▶ Data excerpts:
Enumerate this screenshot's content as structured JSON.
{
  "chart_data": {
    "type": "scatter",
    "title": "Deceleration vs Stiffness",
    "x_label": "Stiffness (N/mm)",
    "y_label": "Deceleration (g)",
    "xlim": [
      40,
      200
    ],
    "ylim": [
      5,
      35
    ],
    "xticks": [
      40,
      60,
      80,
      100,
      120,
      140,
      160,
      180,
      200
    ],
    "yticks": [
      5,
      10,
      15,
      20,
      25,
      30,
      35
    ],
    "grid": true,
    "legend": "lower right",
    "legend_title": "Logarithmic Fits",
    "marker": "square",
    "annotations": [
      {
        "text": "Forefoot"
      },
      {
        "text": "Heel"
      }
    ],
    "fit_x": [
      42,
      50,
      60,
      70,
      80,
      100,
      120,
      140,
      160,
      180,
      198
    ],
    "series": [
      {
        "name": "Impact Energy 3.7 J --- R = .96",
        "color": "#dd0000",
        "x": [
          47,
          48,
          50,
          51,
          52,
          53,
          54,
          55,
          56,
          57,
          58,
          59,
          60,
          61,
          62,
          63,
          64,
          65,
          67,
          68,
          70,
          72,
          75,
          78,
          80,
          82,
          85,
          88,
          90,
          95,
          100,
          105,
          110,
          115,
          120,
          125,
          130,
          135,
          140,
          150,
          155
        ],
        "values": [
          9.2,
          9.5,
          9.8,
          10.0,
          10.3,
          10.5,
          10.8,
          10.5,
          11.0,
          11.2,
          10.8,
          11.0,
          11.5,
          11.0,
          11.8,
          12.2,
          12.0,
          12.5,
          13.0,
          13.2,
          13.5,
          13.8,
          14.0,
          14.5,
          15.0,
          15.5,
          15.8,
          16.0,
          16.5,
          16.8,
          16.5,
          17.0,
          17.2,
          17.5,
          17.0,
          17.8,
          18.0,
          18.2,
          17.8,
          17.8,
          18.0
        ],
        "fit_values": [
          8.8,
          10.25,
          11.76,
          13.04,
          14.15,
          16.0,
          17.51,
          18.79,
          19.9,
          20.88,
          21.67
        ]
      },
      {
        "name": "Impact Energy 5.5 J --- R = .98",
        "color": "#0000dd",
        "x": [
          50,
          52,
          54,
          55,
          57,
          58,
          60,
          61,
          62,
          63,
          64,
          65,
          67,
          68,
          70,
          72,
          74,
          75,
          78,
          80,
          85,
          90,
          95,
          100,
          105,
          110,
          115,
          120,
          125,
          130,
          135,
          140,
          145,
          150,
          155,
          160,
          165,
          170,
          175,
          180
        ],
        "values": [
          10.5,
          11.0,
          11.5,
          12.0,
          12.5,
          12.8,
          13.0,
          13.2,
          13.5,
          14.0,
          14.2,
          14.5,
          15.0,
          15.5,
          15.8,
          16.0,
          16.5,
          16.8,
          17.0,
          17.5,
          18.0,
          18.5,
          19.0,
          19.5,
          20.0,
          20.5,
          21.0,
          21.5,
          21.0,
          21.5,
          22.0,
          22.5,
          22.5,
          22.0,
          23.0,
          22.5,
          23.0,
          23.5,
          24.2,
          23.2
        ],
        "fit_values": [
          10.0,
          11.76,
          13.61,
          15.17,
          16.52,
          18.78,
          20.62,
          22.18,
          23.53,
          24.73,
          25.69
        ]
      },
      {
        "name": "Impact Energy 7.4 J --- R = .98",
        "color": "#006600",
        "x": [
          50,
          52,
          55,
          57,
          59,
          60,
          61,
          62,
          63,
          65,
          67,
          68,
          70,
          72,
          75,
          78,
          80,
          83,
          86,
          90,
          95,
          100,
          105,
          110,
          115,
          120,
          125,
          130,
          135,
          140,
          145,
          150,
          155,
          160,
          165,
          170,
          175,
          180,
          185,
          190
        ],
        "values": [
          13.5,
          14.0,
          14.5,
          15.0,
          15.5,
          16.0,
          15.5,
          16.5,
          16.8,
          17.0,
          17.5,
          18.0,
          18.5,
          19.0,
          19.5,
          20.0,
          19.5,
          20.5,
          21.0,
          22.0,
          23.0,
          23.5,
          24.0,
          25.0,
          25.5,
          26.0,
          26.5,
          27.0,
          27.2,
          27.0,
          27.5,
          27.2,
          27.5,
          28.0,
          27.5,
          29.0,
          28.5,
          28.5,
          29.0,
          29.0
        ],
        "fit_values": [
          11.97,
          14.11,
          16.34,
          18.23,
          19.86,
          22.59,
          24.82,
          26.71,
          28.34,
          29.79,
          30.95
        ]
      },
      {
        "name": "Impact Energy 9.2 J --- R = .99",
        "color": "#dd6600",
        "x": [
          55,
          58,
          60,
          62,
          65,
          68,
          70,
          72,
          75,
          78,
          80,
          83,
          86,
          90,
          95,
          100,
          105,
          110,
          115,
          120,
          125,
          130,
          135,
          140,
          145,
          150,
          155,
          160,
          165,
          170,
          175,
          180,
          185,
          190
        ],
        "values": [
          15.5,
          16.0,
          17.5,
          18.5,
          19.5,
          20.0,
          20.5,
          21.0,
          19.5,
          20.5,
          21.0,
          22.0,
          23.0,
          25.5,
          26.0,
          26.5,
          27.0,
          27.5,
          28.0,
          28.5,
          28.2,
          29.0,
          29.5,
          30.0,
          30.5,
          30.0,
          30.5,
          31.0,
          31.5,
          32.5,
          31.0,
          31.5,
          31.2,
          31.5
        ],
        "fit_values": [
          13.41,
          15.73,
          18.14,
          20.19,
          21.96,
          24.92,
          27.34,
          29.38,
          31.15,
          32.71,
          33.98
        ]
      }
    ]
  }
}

▶ Exercise requirements:
Emit the full listing verbatim.

▶ The solution:
Enumerate this screenshot's content as structured JSON.
{
  "chart_data": {
    "type": "scatter",
    "title": "Deceleration vs Stiffness",
    "x_label": "Stiffness (N/mm)",
    "y_label": "Deceleration (g)",
    "xlim": [
      40,
      200
    ],
    "ylim": [
      5,
      35
    ],
    "xticks": [
      40,
      60,
      80,
      100,
      120,
      140,
      160,
      180,
      200
    ],
    "yticks": [
      5,
      10,
      15,
      20,
      25,
      30,
      35
    ],
    "grid": true,
    "legend": "lower right",
    "legend_title": "Logarithmic Fits",
    "marker": "square",
    "annotations": [
      {
        "text": "Forefoot"
      },
      {
        "text": "Heel"
      }
    ],
    "fit_x": [
      42,
      50,
      60,
      70,
      80,
      100,
      120,
      140,
      160,
      180,
      198
    ],
    "series": [
      {
        "name": "Impact Energy 3.7 J --- R = .96",
        "color": "#dd0000",
        "x": [
          47,
          48,
          50,
          51,
          52,
          53,
          54,
          55,
          56,
          57,
          58,
          59,
          60,
          61,
          62,
          63,
          64,
          65,
          67,
          68,
          70,
          72,
          75,
          78,
          80,
          82,
          85,
          88,
          90,
          95,
          100,
          105,
          110,
          115,
          120,
          125,
          130,
          135,
          140,
          150,
          155
        ],
        "values": [
          9.2,
          9.5,
          9.8,
          10.0,
          10.3,
          10.5,
          10.8,
          10.5,
          11.0,
          11.2,
          10.8,
          11.0,
          11.5,
          11.0,
          11.8,
          12.2,
          12.0,
          12.5,
          13.0,
          13.2,
          13.5,
          13.8,
          14.0,
          14.5,
          15.0,
          15.5,
          15.8,
          16.0,
          16.5,
          16.8,
          16.5,
          17.0,
          17.2,
          17.5,
          17.0,
          17.8,
          18.0,
          18.2,
          17.8,
          17.8,
          18.0
        ],
        "fit_values": [
          8.8,
          10.25,
          11.76,
          13.04,
          14.15,
          16.0,
          17.51,
          18.79,
          19.9,
          20.88,
          21.67
        ]
      },
      {
        "name": "Impact Energy 5.5 J --- R = .98",
        "color": "#0000dd",
        "x": [
          50,
          52,
          54,
          55,
          57,
          58,
          60,
          61,
          62,
          63,
          64,
          65,
          67,
          68,
          70,
          72,
          74,
          75,
          78,
          80,
          85,
          90,
          95,
          100,
          105,
          110,
          115,
          120,
          125,
          130,
          135,
          140,
          145,
          150,
          155,
          160,
          165,
          170,
          175,
          180
        ],
        "values": [
          10.5,
          11.0,
          11.5,
          12.0,
          12.5,
          12.8,
          13.0,
          13.2,
          13.5,
          14.0,
          14.2,
          14.5,
          15.0,
          15.5,
          15.8,
          16.0,
          16.5,
          16.8,
          17.0,
          17.5,
          18.0,
          18.5,
          19.0,
          19.5,
          20.0,
          20.5,
          21.0,
          21.5,
          21.0,
          21.5,
          22.0,
          22.5,
          22.5,
          22.0,
          23.0,
          22.5,
          23.0,
          23.5,
          24.2,
          23.2
        ],
        "fit_values": [
          10.0,
          11.76,
          13.61,
          15.17,
          16.52,
          18.78,
          20.62,
          22.18,
          23.53,
          24.73,
          25.69
        ]
      },
      {
        "name": "Impact Energy 7.4 J --- R = .98",
        "color": "#006600",
        "x": [
          50,
          52,
          55,
          57,
          59,
          60,
          61,
          62,
          63,
          65,
          67,
          68,
          70,
          72,
          75,
          78,
          80,
          83,
          86,
          90,
          95,
          100,
          105,
          110,
          115,
          120,
          125,
          130,
          135,
          140,
          145,
          150,
          155,
          160,
          165,
          170,
          175,
          180,
          185,
          190
        ],
        "values": [
          13.5,
          14.0,
          14.5,
          15.0,
          15.5,
          16.0,
          15.5,
          16.5,
          16.8,
          17.0,
          17.5,
          18.0,
          18.5,
          19.0,
          19.5,
          20.0,
          19.5,
          20.5,
          21.0,
          22.0,
          23.0,
          23.5,
          24.0,
          25.0,
          25.5,
          26.0,
          26.5,
          27.0,
          27.2,
          27.0,
          27.5,
          27.2,
          27.5,
          28.0,
          27.5,
          29.0,
          28.5,
          28.5,
          29.0,
          29.0
        ],
        "fit_values": [
          11.97,
          14.11,
          16.34,
          18.23,
          19.86,
          22.59,
          24.82,
          26.71,
          28.34,
          29.79,
          30.95
        ]
      },
      {
        "name": "Impact Energy 9.2 J --- R = .99",
        "color": "#dd6600",
        "x": [
          55,
          58,
          60,
          62,
          65,
          68,
          70,
          72,
          75,
          78,
          80,
          83,
          86,
          90,
          95,
          100,
          105,
          110,
          115,
          120,
          125,
          130,
          135,
          140,
          145,
          150,
          155,
          160,
          165,
          170,
          175,
          180,
          185,
          190
        ],
        "values": [
          15.5,
          16.0,
          17.5,
          18.5,
          19.5,
          20.0,
          20.5,
          21.0,
          19.5,
          20.5,
          21.0,
          22.0,
          23.0,
          25.5,
          26.0,
          26.5,
          27.0,
          27.5,
          28.0,
          28.5,
          28.2,
          29.0,
          29.5,
          30.0,
          30.5,
          30.0,
          30.5,
          31.0,
          31.5,
          32.5,
          31.0,
          31.5,
          31.2,
          31.5
        ],
        "fit_values": [
          13.41,
          15.73,
          18.14,
          20.19,
          21.96,
          24.92,
          27.34,
          29.38,
          31.15,
          32.71,
          33.98
        ]
      }
    ]
  }
}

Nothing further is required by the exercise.